◆ **Records provided**
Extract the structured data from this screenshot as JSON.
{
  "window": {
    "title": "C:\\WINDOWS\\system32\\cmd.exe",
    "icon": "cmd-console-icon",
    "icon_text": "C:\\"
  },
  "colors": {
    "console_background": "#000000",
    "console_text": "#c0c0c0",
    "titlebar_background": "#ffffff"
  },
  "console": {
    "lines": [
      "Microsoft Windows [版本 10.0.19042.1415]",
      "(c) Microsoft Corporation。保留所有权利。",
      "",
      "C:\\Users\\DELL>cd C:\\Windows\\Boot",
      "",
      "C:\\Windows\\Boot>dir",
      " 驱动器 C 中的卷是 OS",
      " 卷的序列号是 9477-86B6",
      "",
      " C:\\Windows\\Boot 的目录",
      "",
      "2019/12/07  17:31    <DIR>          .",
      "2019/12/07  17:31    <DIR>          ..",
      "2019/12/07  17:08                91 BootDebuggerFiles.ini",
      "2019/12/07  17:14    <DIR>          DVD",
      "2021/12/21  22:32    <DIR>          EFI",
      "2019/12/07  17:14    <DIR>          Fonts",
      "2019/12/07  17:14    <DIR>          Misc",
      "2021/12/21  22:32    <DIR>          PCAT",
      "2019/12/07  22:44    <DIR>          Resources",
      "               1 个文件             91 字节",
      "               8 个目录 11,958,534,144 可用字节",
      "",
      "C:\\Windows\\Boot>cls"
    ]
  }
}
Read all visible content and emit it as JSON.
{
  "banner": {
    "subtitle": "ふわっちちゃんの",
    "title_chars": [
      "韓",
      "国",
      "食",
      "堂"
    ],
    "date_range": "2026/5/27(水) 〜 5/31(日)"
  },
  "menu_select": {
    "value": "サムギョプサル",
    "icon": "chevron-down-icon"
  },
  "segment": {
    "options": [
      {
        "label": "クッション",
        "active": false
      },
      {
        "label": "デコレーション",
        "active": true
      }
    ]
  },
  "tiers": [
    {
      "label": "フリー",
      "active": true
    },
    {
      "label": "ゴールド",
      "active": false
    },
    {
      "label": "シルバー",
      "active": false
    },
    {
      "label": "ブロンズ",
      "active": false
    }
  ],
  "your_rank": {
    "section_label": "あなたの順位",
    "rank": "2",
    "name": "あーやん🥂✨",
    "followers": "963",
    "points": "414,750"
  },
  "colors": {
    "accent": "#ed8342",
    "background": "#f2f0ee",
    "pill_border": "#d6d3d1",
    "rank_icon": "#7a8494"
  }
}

◆ **Work instructions**
Print all of the entries again, exactly as written.

◆ **Task output**
Extract the structured data from this screenshot as JSON.
{
  "window": {
    "title": "C:\\WINDOWS\\system32\\cmd.exe",
    "icon": "cmd-console-icon",
    "icon_text": "C:\\"
  },
  "colors": {
    "console_background": "#000000",
    "console_text": "#c0c0c0",
    "titlebar_background": "#ffffff"
  },
  "console": {
    "lines": [
      "Microsoft Windows [版本 10.0.19042.1415]",
      "(c) Microsoft Corporation。保留所有权利。",
      "",
      "C:\\Users\\DELL>cd C:\\Windows\\Boot",
      "",
      "C:\\Windows\\Boot>dir",
      " 驱动器 C 中的卷是 OS",
      " 卷的序列号是 9477-86B6",
      "",
      " C:\\Windows\\Boot 的目录",
      "",
      "2019/12/07  17:31    <DIR>          .",
      "2019/12/07  17:31    <DIR>          ..",
      "2019/12/07  17:08                91 BootDebuggerFiles.ini",
      "2019/12/07  17:14    <DIR>          DVD",
      "2021/12/21  22:32    <DIR>          EFI",
      "2019/12/07  17:14    <DIR>          Fonts",
      "2019/12/07  17:14    <DIR>          Misc",
      "2021/12/21  22:32    <DIR>          PCAT",
      "2019/12/07  22:44    <DIR>          Resources",
      "               1 个文件             91 字节",
      "               8 个目录 11,958,534,144 可用字节",
      "",
      "C:\\Windows\\Boot>cls"
    ]
  }
}
Read all visible content and emit it as JSON.
{
  "banner": {
    "subtitle": "ふわっちちゃんの",
    "title_chars": [
      "韓",
      "国",
      "食",
      "堂"
    ],
    "date_range": "2026/5/27(水) 〜 5/31(日)"
  },
  "menu_select": {
    "value": "サムギョプサル",
    "icon": "chevron-down-icon"
  },
  "segment": {
    "options": [
      {
        "label": "クッション",
        "active": false
      },
      {
        "label": "デコレーション",
        "active": true
      }
    ]
  },
  "tiers": [
    {
      "label": "フリー",
      "active": true
    },
    {
      "label": "ゴールド",
      "active": false
    },
    {
      "label": "シルバー",
      "active": false
    },
    {
      "label": "ブロンズ",
      "active": false
    }
  ],
  "your_rank": {
    "section_label": "あなたの順位",
    "rank": "2",
    "name": "あーやん🥂✨",
    "followers": "963",
    "points": "414,750"
  },
  "colors": {
    "accent": "#ed8342",
    "background": "#f2f0ee",
    "pill_border": "#d6d3d1",
    "rank_icon": "#7a8494"
  }
}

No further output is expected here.